• _Requirements_
Bring together all lines of the material below that contain the string "минус".
-- Records to use start --
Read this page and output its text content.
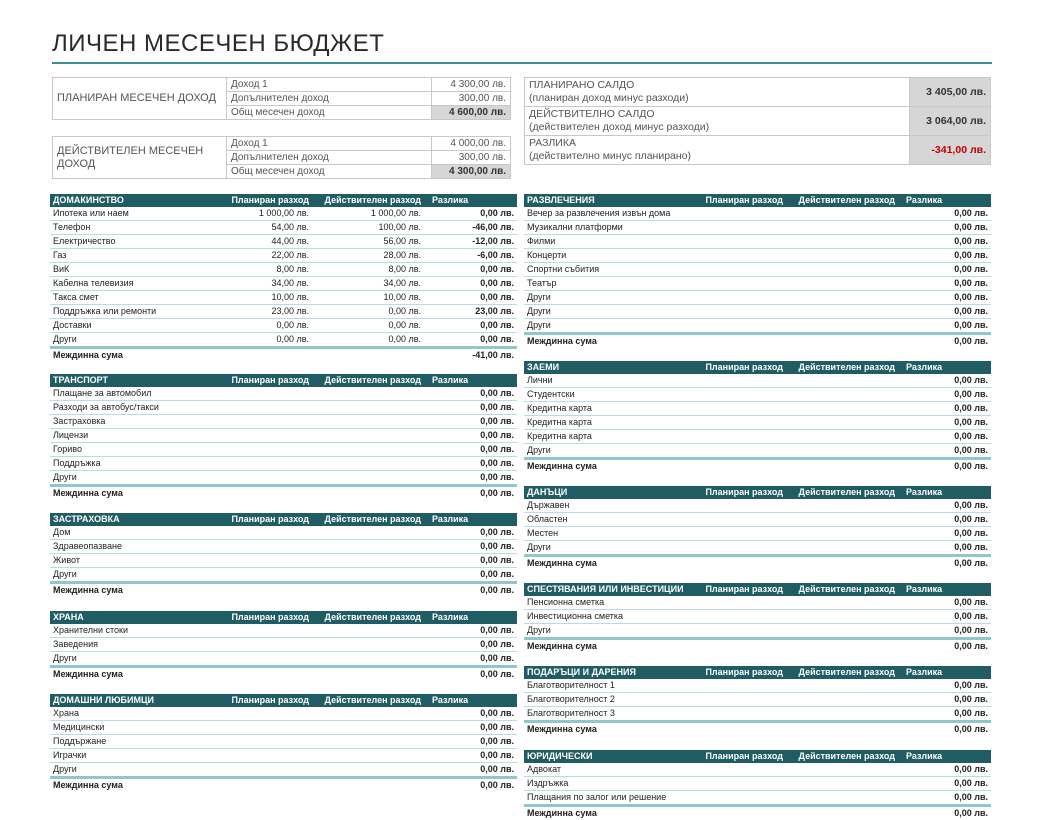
ЛИЧЕН МЕСЕЧЕН БЮДЖЕТ
ПЛАНИРАН МЕСЕЧЕН ДОХОД	Доход 1	4 300,00 лв.
	Допълнителен доход	300,00 лв.
	Общ месечен доход	4 600,00 лв.
ДЕЙСТВИТЕЛЕН МЕСЕЧЕН ДОХОД	Доход 1	4 000,00 лв.
	Допълнителен доход	300,00 лв.
	Общ месечен доход	4 300,00 лв.
ПЛАНИРАНО САЛДО
(планиран доход минус разходи)	3 405,00 лв.
ДЕЙСТВИТЕЛНО САЛДО
(действителен доход минус разходи)	3 064,00 лв.
РАЗЛИКА
(действително минус планирано)	-341,00 лв.
ДОМАКИНСТВО	Планиран разход	Действителен разход	Разлика
Ипотека или наем	1 000,00 лв.	1 000,00 лв.	0,00 лв.
Телефон	54,00 лв.	100,00 лв.	-46,00 лв.
Електричество	44,00 лв.	56,00 лв.	-12,00 лв.
Газ	22,00 лв.	28,00 лв.	-6,00 лв.
ВиК	8,00 лв.	8,00 лв.	0,00 лв.
Кабелна телевизия	34,00 лв.	34,00 лв.	0,00 лв.
Такса смет	10,00 лв.	10,00 лв.	0,00 лв.
Поддръжка или ремонти	23,00 лв.	0,00 лв.	23,00 лв.
Доставки	0,00 лв.	0,00 лв.	0,00 лв.
Други	0,00 лв.	0,00 лв.	0,00 лв.
Междинна сума			-41,00 лв.
ТРАНСПОРТ	Планиран разход	Действителен разход	Разлика
Плащане за автомобил			0,00 лв.
Разходи за автобус/такси			0,00 лв.
Застраховка			0,00 лв.
Лицензи			0,00 лв.
Гориво			0,00 лв.
Поддръжка			0,00 лв.
Други			0,00 лв.
Междинна сума			0,00 лв.
ЗАСТРАХОВКА	Планиран разход	Действителен разход	Разлика
Дом			0,00 лв.
Здравеопазване			0,00 лв.
Живот			0,00 лв.
Други			0,00 лв.
Междинна сума			0,00 лв.
ХРАНА	Планиран разход	Действителен разход	Разлика
Хранителни стоки			0,00 лв.
Заведения			0,00 лв.
Други			0,00 лв.
Междинна сума			0,00 лв.
ДОМАШНИ ЛЮБИМЦИ	Планиран разход	Действителен разход	Разлика
Храна			0,00 лв.
Медицински			0,00 лв.
Поддържане			0,00 лв.
Играчки			0,00 лв.
Други			0,00 лв.
Междинна сума			0,00 лв.
РАЗВЛЕЧЕНИЯ	Планиран разход	Действителен разход	Разлика
Вечер за развлечения извън дома			0,00 лв.
Музикални платформи			0,00 лв.
Филми			0,00 лв.
Концерти			0,00 лв.
Спортни събития			0,00 лв.
Театър			0,00 лв.
Други			0,00 лв.
Други			0,00 лв.
Други			0,00 лв.
Междинна сума			0,00 лв.
ЗАЕМИ	Планиран разход	Действителен разход	Разлика
Лични			0,00 лв.
Студентски			0,00 лв.
Кредитна карта			0,00 лв.
Кредитна карта			0,00 лв.
Кредитна карта			0,00 лв.
Други			0,00 лв.
Междинна сума			0,00 лв.
ДАНЪЦИ	Планиран разход	Действителен разход	Разлика
Държавен			0,00 лв.
Областен			0,00 лв.
Местен			0,00 лв.
Други			0,00 лв.
Междинна сума			0,00 лв.
СПЕСТЯВАНИЯ ИЛИ ИНВЕСТИЦИИ	Планиран разход	Действителен разход	Разлика
Пенсионна сметка			0,00 лв.
Инвестиционна сметка			0,00 лв.
Други			0,00 лв.
Междинна сума			0,00 лв.
ПОДАРЪЦИ И ДАРЕНИЯ	Планиран разход	Действителен разход	Разлика
Благотворителност 1			0,00 лв.
Благотворителност 2			0,00 лв.
Благотворителност 3			0,00 лв.
Междинна сума			0,00 лв.
ЮРИДИЧЕСКИ	Планиран разход	Действителен разход	Разлика
Адвокат			0,00 лв.
Издръжка			0,00 лв.
Плащания по залог или решение			0,00 лв.
Междинна сума			0,00 лв.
-- Records to use end --
• _Exercise solution_
(планиран доход минус разходи)	3 405,00 лв.
(действителен доход минус разходи)	3 064,00 лв.
(действително минус планирано)	-341,00 лв.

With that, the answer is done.